• Data excerpts:

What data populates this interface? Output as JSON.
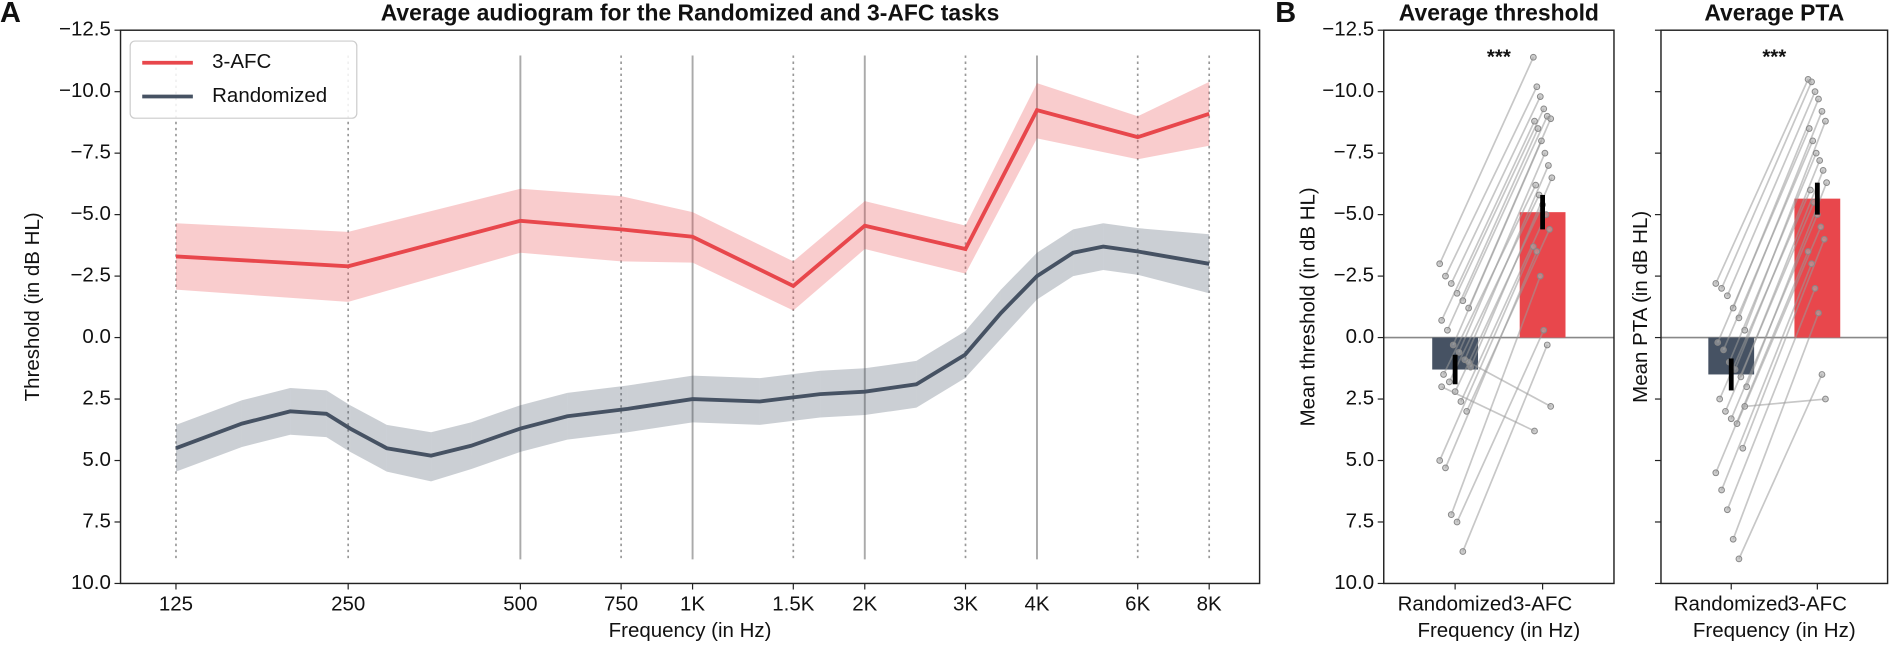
{
  "chart_data": [
    {
      "type": "line",
      "panel_label": "A",
      "title": "Average audiogram for the Randomized and 3-AFC tasks",
      "xlabel": "Frequency (in Hz)",
      "ylabel": "Threshold (in dB HL)",
      "x_scale": "log",
      "xlim": [
        100,
        9800
      ],
      "xticks": [
        125,
        250,
        500,
        750,
        {
          "value": 1000,
          "label": "1K"
        },
        {
          "value": 1500,
          "label": "1.5K"
        },
        {
          "value": 2000,
          "label": "2K"
        },
        {
          "value": 3000,
          "label": "3K"
        },
        {
          "value": 4000,
          "label": "4K"
        },
        {
          "value": 6000,
          "label": "6K"
        },
        {
          "value": 8000,
          "label": "8K"
        }
      ],
      "xgrid_solid": [
        500,
        1000,
        2000,
        4000
      ],
      "ylim": [
        -12.5,
        10
      ],
      "y_inverted": true,
      "yticks": [
        {
          "value": -12.5,
          "label": "−12.5"
        },
        {
          "value": -10,
          "label": "−10.0"
        },
        {
          "value": -7.5,
          "label": "−7.5"
        },
        {
          "value": -5,
          "label": "−5.0"
        },
        {
          "value": -2.5,
          "label": "−2.5"
        },
        {
          "value": 0,
          "label": "0.0"
        },
        2.5,
        {
          "value": 5,
          "label": "5.0"
        },
        7.5,
        {
          "value": 10,
          "label": "10.0"
        }
      ],
      "legend": "upper left",
      "series": [
        {
          "name": "3-AFC",
          "color": "#e8474c",
          "x": [
            125,
            250,
            500,
            750,
            1000,
            1500,
            2000,
            3000,
            4000,
            6000,
            8000
          ],
          "values": [
            -3.3,
            -2.9,
            -4.75,
            -4.4,
            -4.1,
            -2.1,
            -4.55,
            -3.6,
            -9.25,
            -8.15,
            -9.1
          ],
          "lower": [
            -4.65,
            -4.3,
            -6.05,
            -5.75,
            -5.1,
            -3.1,
            -5.55,
            -4.55,
            -10.35,
            -9.0,
            -10.4
          ],
          "upper": [
            -1.95,
            -1.45,
            -3.45,
            -3.1,
            -3.05,
            -1.1,
            -3.6,
            -2.6,
            -8.1,
            -7.25,
            -7.8
          ]
        },
        {
          "name": "Randomized",
          "color": "#465263",
          "x": [
            125,
            163,
            198,
            229,
            252,
            292,
            349,
            410,
            500,
            604,
            770,
            1000,
            1311,
            1671,
            2000,
            2462,
            2994,
            3460,
            4000,
            4627,
            5223,
            6008,
            8000
          ],
          "values": [
            4.5,
            3.5,
            3.0,
            3.1,
            3.7,
            4.5,
            4.8,
            4.4,
            3.7,
            3.2,
            2.9,
            2.5,
            2.6,
            2.3,
            2.2,
            1.9,
            0.7,
            -1.0,
            -2.5,
            -3.45,
            -3.7,
            -3.5,
            -3.0
          ],
          "lower": [
            3.55,
            2.55,
            2.05,
            2.15,
            2.75,
            3.55,
            3.85,
            3.45,
            2.75,
            2.25,
            1.95,
            1.55,
            1.65,
            1.35,
            1.25,
            0.95,
            -0.25,
            -1.95,
            -3.45,
            -4.4,
            -4.65,
            -4.45,
            -4.2
          ],
          "upper": [
            5.45,
            4.45,
            3.95,
            4.05,
            4.65,
            5.45,
            5.85,
            5.35,
            4.65,
            4.15,
            3.85,
            3.45,
            3.55,
            3.25,
            3.15,
            2.85,
            1.65,
            0.05,
            -1.55,
            -2.5,
            -2.75,
            -2.55,
            -1.8
          ]
        }
      ]
    },
    {
      "type": "bar",
      "panel_label": "B",
      "title": "Average threshold",
      "xlabel": "Frequency (in Hz)",
      "ylabel": "Mean threshold (in dB HL)",
      "categories": [
        "Randomized",
        "3-AFC"
      ],
      "values": [
        1.3,
        -5.1
      ],
      "errors": [
        0.6,
        0.7
      ],
      "colors": [
        "#465263",
        "#e8474c"
      ],
      "annotation": "***",
      "reference_line": 0,
      "ylim": [
        -12.5,
        10
      ],
      "y_inverted": true,
      "ytick_labels": true,
      "yticks": [
        {
          "value": -12.5,
          "label": "−12.5"
        },
        {
          "value": -10,
          "label": "−10.0"
        },
        {
          "value": -7.5,
          "label": "−7.5"
        },
        {
          "value": -5,
          "label": "−5.0"
        },
        {
          "value": -2.5,
          "label": "−2.5"
        },
        {
          "value": 0,
          "label": "0.0"
        },
        2.5,
        {
          "value": 5,
          "label": "5.0"
        },
        7.5,
        {
          "value": 10,
          "label": "10.0"
        }
      ],
      "subjects": [
        [
          -3.0,
          -11.4
        ],
        [
          -2.5,
          -10.2
        ],
        [
          -2.2,
          -9.8
        ],
        [
          -1.8,
          -9.3
        ],
        [
          -1.5,
          -9.0
        ],
        [
          -1.2,
          -8.9
        ],
        [
          -0.7,
          -8.8
        ],
        [
          -0.3,
          -8.5
        ],
        [
          0.3,
          -8.0
        ],
        [
          0.6,
          -7.5
        ],
        [
          0.9,
          -7.0
        ],
        [
          1.2,
          -6.5
        ],
        [
          1.5,
          -6.2
        ],
        [
          1.8,
          -5.8
        ],
        [
          2.2,
          -5.4
        ],
        [
          2.6,
          -5.0
        ],
        [
          3.0,
          -4.4
        ],
        [
          5.0,
          -3.7
        ],
        [
          5.3,
          -3.5
        ],
        [
          7.2,
          -2.5
        ],
        [
          7.5,
          -0.3
        ],
        [
          8.7,
          0.3
        ],
        [
          1.0,
          2.8
        ],
        [
          2.0,
          3.8
        ]
      ]
    },
    {
      "type": "bar",
      "title": "Average PTA",
      "xlabel": "Frequency (in Hz)",
      "ylabel": "Mean PTA (in dB HL)",
      "categories": [
        "Randomized",
        "3-AFC"
      ],
      "values": [
        1.5,
        -5.65
      ],
      "errors": [
        0.65,
        0.65
      ],
      "colors": [
        "#465263",
        "#e8474c"
      ],
      "annotation": "***",
      "reference_line": 0,
      "ylim": [
        -12.5,
        10
      ],
      "y_inverted": true,
      "ytick_labels": false,
      "yticks": [
        -12.5,
        -10,
        -7.5,
        -5,
        -2.5,
        0,
        2.5,
        5,
        7.5,
        10
      ],
      "subjects": [
        [
          -2.2,
          -10.5
        ],
        [
          -2.0,
          -10.4
        ],
        [
          -1.7,
          -10.0
        ],
        [
          -1.2,
          -9.7
        ],
        [
          -0.8,
          -9.2
        ],
        [
          -0.3,
          -8.8
        ],
        [
          0.2,
          -8.5
        ],
        [
          0.5,
          -8.0
        ],
        [
          1.0,
          -7.5
        ],
        [
          1.3,
          -7.2
        ],
        [
          1.6,
          -6.8
        ],
        [
          2.0,
          -6.3
        ],
        [
          2.5,
          -6.0
        ],
        [
          3.0,
          -5.5
        ],
        [
          3.3,
          -5.0
        ],
        [
          3.5,
          -4.5
        ],
        [
          4.5,
          -4.0
        ],
        [
          5.5,
          -3.5
        ],
        [
          6.2,
          -3.0
        ],
        [
          7.0,
          -2.0
        ],
        [
          8.2,
          -1.0
        ],
        [
          9.0,
          1.5
        ],
        [
          2.8,
          2.5
        ]
      ]
    }
  ]
}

• Direction:
Every entry must be transcribed exactly. Pictures do not belong in the copy.

• Solution:
What data populates this interface? Output as JSON.
{
  "chart_data": [
    {
      "type": "line",
      "panel_label": "A",
      "title": "Average audiogram for the Randomized and 3-AFC tasks",
      "xlabel": "Frequency (in Hz)",
      "ylabel": "Threshold (in dB HL)",
      "x_scale": "log",
      "xlim": [
        100,
        9800
      ],
      "xticks": [
        125,
        250,
        500,
        750,
        {
          "value": 1000,
          "label": "1K"
        },
        {
          "value": 1500,
          "label": "1.5K"
        },
        {
          "value": 2000,
          "label": "2K"
        },
        {
          "value": 3000,
          "label": "3K"
        },
        {
          "value": 4000,
          "label": "4K"
        },
        {
          "value": 6000,
          "label": "6K"
        },
        {
          "value": 8000,
          "label": "8K"
        }
      ],
      "xgrid_solid": [
        500,
        1000,
        2000,
        4000
      ],
      "ylim": [
        -12.5,
        10
      ],
      "y_inverted": true,
      "yticks": [
        {
          "value": -12.5,
          "label": "−12.5"
        },
        {
          "value": -10,
          "label": "−10.0"
        },
        {
          "value": -7.5,
          "label": "−7.5"
        },
        {
          "value": -5,
          "label": "−5.0"
        },
        {
          "value": -2.5,
          "label": "−2.5"
        },
        {
          "value": 0,
          "label": "0.0"
        },
        2.5,
        {
          "value": 5,
          "label": "5.0"
        },
        7.5,
        {
          "value": 10,
          "label": "10.0"
        }
      ],
      "legend": "upper left",
      "series": [
        {
          "name": "3-AFC",
          "color": "#e8474c",
          "x": [
            125,
            250,
            500,
            750,
            1000,
            1500,
            2000,
            3000,
            4000,
            6000,
            8000
          ],
          "values": [
            -3.3,
            -2.9,
            -4.75,
            -4.4,
            -4.1,
            -2.1,
            -4.55,
            -3.6,
            -9.25,
            -8.15,
            -9.1
          ],
          "lower": [
            -4.65,
            -4.3,
            -6.05,
            -5.75,
            -5.1,
            -3.1,
            -5.55,
            -4.55,
            -10.35,
            -9.0,
            -10.4
          ],
          "upper": [
            -1.95,
            -1.45,
            -3.45,
            -3.1,
            -3.05,
            -1.1,
            -3.6,
            -2.6,
            -8.1,
            -7.25,
            -7.8
          ]
        },
        {
          "name": "Randomized",
          "color": "#465263",
          "x": [
            125,
            163,
            198,
            229,
            252,
            292,
            349,
            410,
            500,
            604,
            770,
            1000,
            1311,
            1671,
            2000,
            2462,
            2994,
            3460,
            4000,
            4627,
            5223,
            6008,
            8000
          ],
          "values": [
            4.5,
            3.5,
            3.0,
            3.1,
            3.7,
            4.5,
            4.8,
            4.4,
            3.7,
            3.2,
            2.9,
            2.5,
            2.6,
            2.3,
            2.2,
            1.9,
            0.7,
            -1.0,
            -2.5,
            -3.45,
            -3.7,
            -3.5,
            -3.0
          ],
          "lower": [
            3.55,
            2.55,
            2.05,
            2.15,
            2.75,
            3.55,
            3.85,
            3.45,
            2.75,
            2.25,
            1.95,
            1.55,
            1.65,
            1.35,
            1.25,
            0.95,
            -0.25,
            -1.95,
            -3.45,
            -4.4,
            -4.65,
            -4.45,
            -4.2
          ],
          "upper": [
            5.45,
            4.45,
            3.95,
            4.05,
            4.65,
            5.45,
            5.85,
            5.35,
            4.65,
            4.15,
            3.85,
            3.45,
            3.55,
            3.25,
            3.15,
            2.85,
            1.65,
            0.05,
            -1.55,
            -2.5,
            -2.75,
            -2.55,
            -1.8
          ]
        }
      ]
    },
    {
      "type": "bar",
      "panel_label": "B",
      "title": "Average threshold",
      "xlabel": "Frequency (in Hz)",
      "ylabel": "Mean threshold (in dB HL)",
      "categories": [
        "Randomized",
        "3-AFC"
      ],
      "values": [
        1.3,
        -5.1
      ],
      "errors": [
        0.6,
        0.7
      ],
      "colors": [
        "#465263",
        "#e8474c"
      ],
      "annotation": "***",
      "reference_line": 0,
      "ylim": [
        -12.5,
        10
      ],
      "y_inverted": true,
      "ytick_labels": true,
      "yticks": [
        {
          "value": -12.5,
          "label": "−12.5"
        },
        {
          "value": -10,
          "label": "−10.0"
        },
        {
          "value": -7.5,
          "label": "−7.5"
        },
        {
          "value": -5,
          "label": "−5.0"
        },
        {
          "value": -2.5,
          "label": "−2.5"
        },
        {
          "value": 0,
          "label": "0.0"
        },
        2.5,
        {
          "value": 5,
          "label": "5.0"
        },
        7.5,
        {
          "value": 10,
          "label": "10.0"
        }
      ],
      "subjects": [
        [
          -3.0,
          -11.4
        ],
        [
          -2.5,
          -10.2
        ],
        [
          -2.2,
          -9.8
        ],
        [
          -1.8,
          -9.3
        ],
        [
          -1.5,
          -9.0
        ],
        [
          -1.2,
          -8.9
        ],
        [
          -0.7,
          -8.8
        ],
        [
          -0.3,
          -8.5
        ],
        [
          0.3,
          -8.0
        ],
        [
          0.6,
          -7.5
        ],
        [
          0.9,
          -7.0
        ],
        [
          1.2,
          -6.5
        ],
        [
          1.5,
          -6.2
        ],
        [
          1.8,
          -5.8
        ],
        [
          2.2,
          -5.4
        ],
        [
          2.6,
          -5.0
        ],
        [
          3.0,
          -4.4
        ],
        [
          5.0,
          -3.7
        ],
        [
          5.3,
          -3.5
        ],
        [
          7.2,
          -2.5
        ],
        [
          7.5,
          -0.3
        ],
        [
          8.7,
          0.3
        ],
        [
          1.0,
          2.8
        ],
        [
          2.0,
          3.8
        ]
      ]
    },
    {
      "type": "bar",
      "title": "Average PTA",
      "xlabel": "Frequency (in Hz)",
      "ylabel": "Mean PTA (in dB HL)",
      "categories": [
        "Randomized",
        "3-AFC"
      ],
      "values": [
        1.5,
        -5.65
      ],
      "errors": [
        0.65,
        0.65
      ],
      "colors": [
        "#465263",
        "#e8474c"
      ],
      "annotation": "***",
      "reference_line": 0,
      "ylim": [
        -12.5,
        10
      ],
      "y_inverted": true,
      "ytick_labels": false,
      "yticks": [
        -12.5,
        -10,
        -7.5,
        -5,
        -2.5,
        0,
        2.5,
        5,
        7.5,
        10
      ],
      "subjects": [
        [
          -2.2,
          -10.5
        ],
        [
          -2.0,
          -10.4
        ],
        [
          -1.7,
          -10.0
        ],
        [
          -1.2,
          -9.7
        ],
        [
          -0.8,
          -9.2
        ],
        [
          -0.3,
          -8.8
        ],
        [
          0.2,
          -8.5
        ],
        [
          0.5,
          -8.0
        ],
        [
          1.0,
          -7.5
        ],
        [
          1.3,
          -7.2
        ],
        [
          1.6,
          -6.8
        ],
        [
          2.0,
          -6.3
        ],
        [
          2.5,
          -6.0
        ],
        [
          3.0,
          -5.5
        ],
        [
          3.3,
          -5.0
        ],
        [
          3.5,
          -4.5
        ],
        [
          4.5,
          -4.0
        ],
        [
          5.5,
          -3.5
        ],
        [
          6.2,
          -3.0
        ],
        [
          7.0,
          -2.0
        ],
        [
          8.2,
          -1.0
        ],
        [
          9.0,
          1.5
        ],
        [
          2.8,
          2.5
        ]
      ]
    }
  ]
}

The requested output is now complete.